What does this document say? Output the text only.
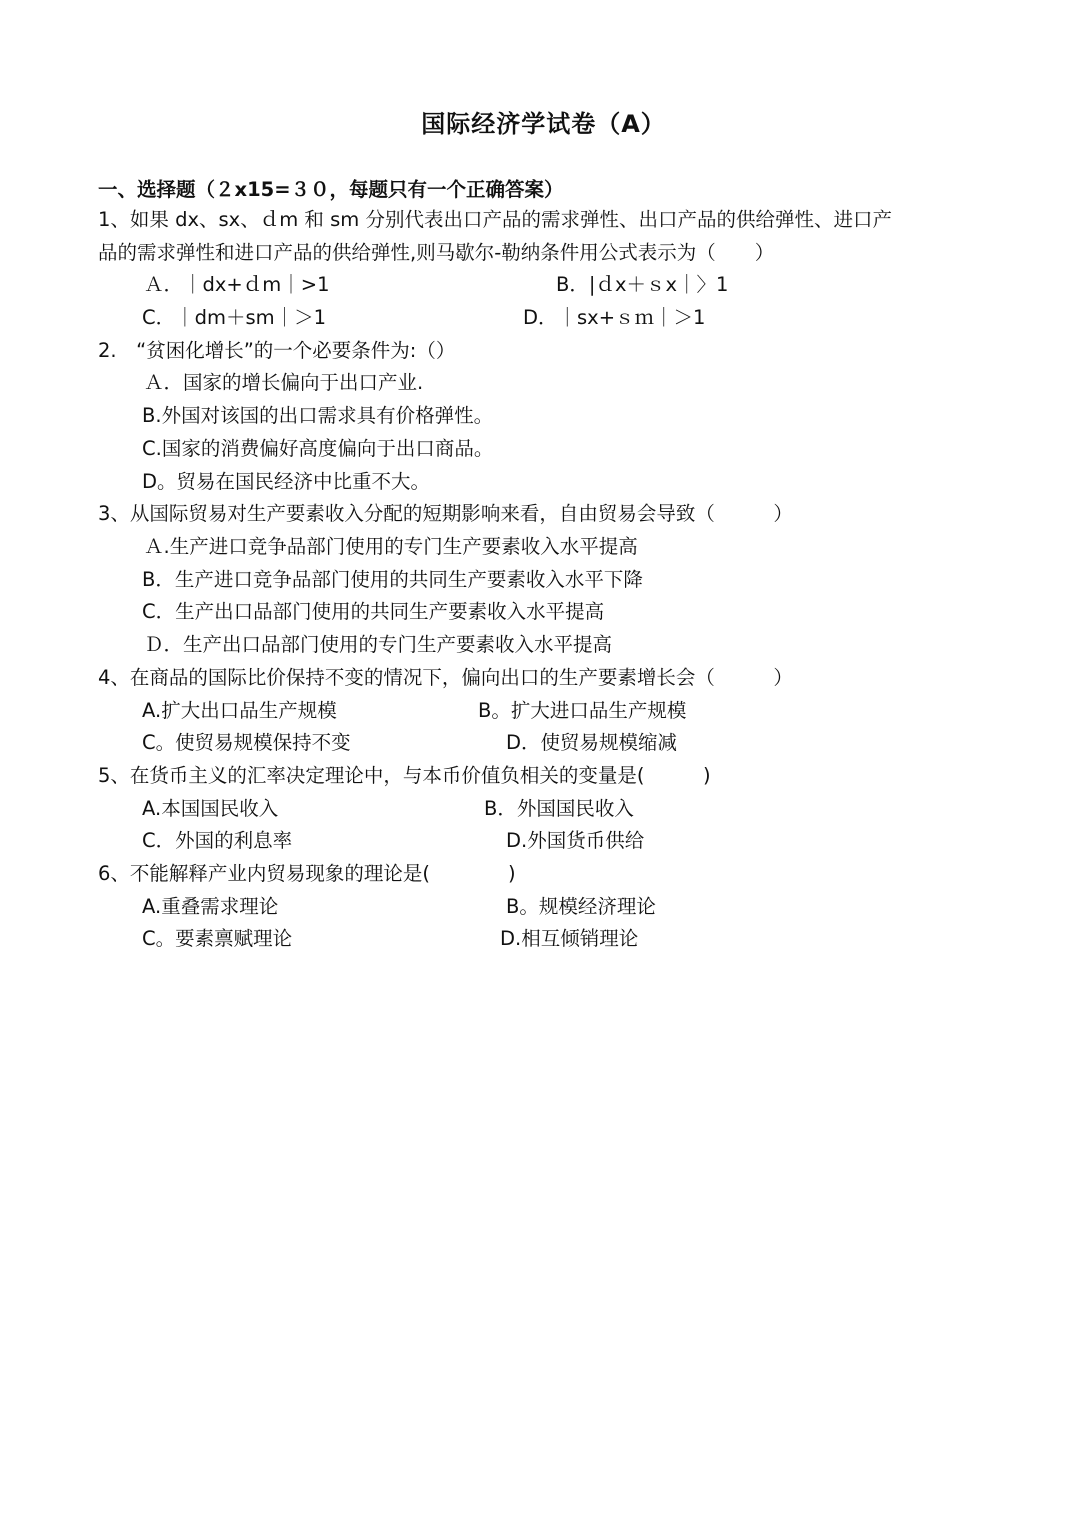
国际经济学试卷（A）
一、选择题（２x15=３０，每题只有一个正确答案）
1、如果 dx、sx、ｄm 和 sm 分别代表出口产品的需求弹性、出口产品的供给弹性、进口产
品的需求弹性和进口产品的供给弹性,则马歇尔-勒纳条件用公式表示为（　　）
Ａ．｜dx+ｄm｜>1	B．|ｄx＋ｓx｜〉1
C．｜dm＋sm｜＞1	D．｜sx+ｓｍ｜＞1
2.　“贫困化增长”的一个必要条件为:（）
Ａ．国家的增长偏向于出口产业.
B.外国对该国的出口需求具有价格弹性。
C.国家的消费偏好高度偏向于出口商品。
D。贸易在国民经济中比重不大。
3、从国际贸易对生产要素收入分配的短期影响来看，自由贸易会导致（　　　）
Ａ.生产进口竞争品部门使用的专门生产要素收入水平提高
B．生产进口竞争品部门使用的共同生产要素收入水平下降
C．生产出口品部门使用的共同生产要素收入水平提高
Ｄ．生产出口品部门使用的专门生产要素收入水平提高
4、在商品的国际比价保持不变的情况下，偏向出口的生产要素增长会（　　　）
A.扩大出口品生产规模	B。扩大进口品生产规模
C。使贸易规模保持不变	D．使贸易规模缩减
5、在货币主义的汇率决定理论中，与本币价值负相关的变量是(　　　)
A.本国国民收入	B．外国国民收入
C．外国的利息率	D.外国货币供给
6、不能解释产业内贸易现象的理论是(　　　　)
A.重叠需求理论	B。规模经济理论
C。要素禀赋理论	D.相互倾销理论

TASK GOAL
Except for the pictures, print the data above exactly.

WRITTEN RESPONSE
What does this document say? Output the text only.
国际经济学试卷（A）
一、选择题（２x15=３０，每题只有一个正确答案）
1、如果 dx、sx、ｄm 和 sm 分别代表出口产品的需求弹性、出口产品的供给弹性、进口产
品的需求弹性和进口产品的供给弹性,则马歇尔-勒纳条件用公式表示为（　　）
Ａ．｜dx+ｄm｜>1	B．|ｄx＋ｓx｜〉1
C．｜dm＋sm｜＞1	D．｜sx+ｓｍ｜＞1
2.　“贫困化增长”的一个必要条件为:（）
Ａ．国家的增长偏向于出口产业.
B.外国对该国的出口需求具有价格弹性。
C.国家的消费偏好高度偏向于出口商品。
D。贸易在国民经济中比重不大。
3、从国际贸易对生产要素收入分配的短期影响来看，自由贸易会导致（　　　）
Ａ.生产进口竞争品部门使用的专门生产要素收入水平提高
B．生产进口竞争品部门使用的共同生产要素收入水平下降
C．生产出口品部门使用的共同生产要素收入水平提高
Ｄ．生产出口品部门使用的专门生产要素收入水平提高
4、在商品的国际比价保持不变的情况下，偏向出口的生产要素增长会（　　　）
A.扩大出口品生产规模	B。扩大进口品生产规模
C。使贸易规模保持不变	D．使贸易规模缩减
5、在货币主义的汇率决定理论中，与本币价值负相关的变量是(　　　)
A.本国国民收入	B．外国国民收入
C．外国的利息率	D.外国货币供给
6、不能解释产业内贸易现象的理论是(　　　　)
A.重叠需求理论	B。规模经济理论
C。要素禀赋理论	D.相互倾销理论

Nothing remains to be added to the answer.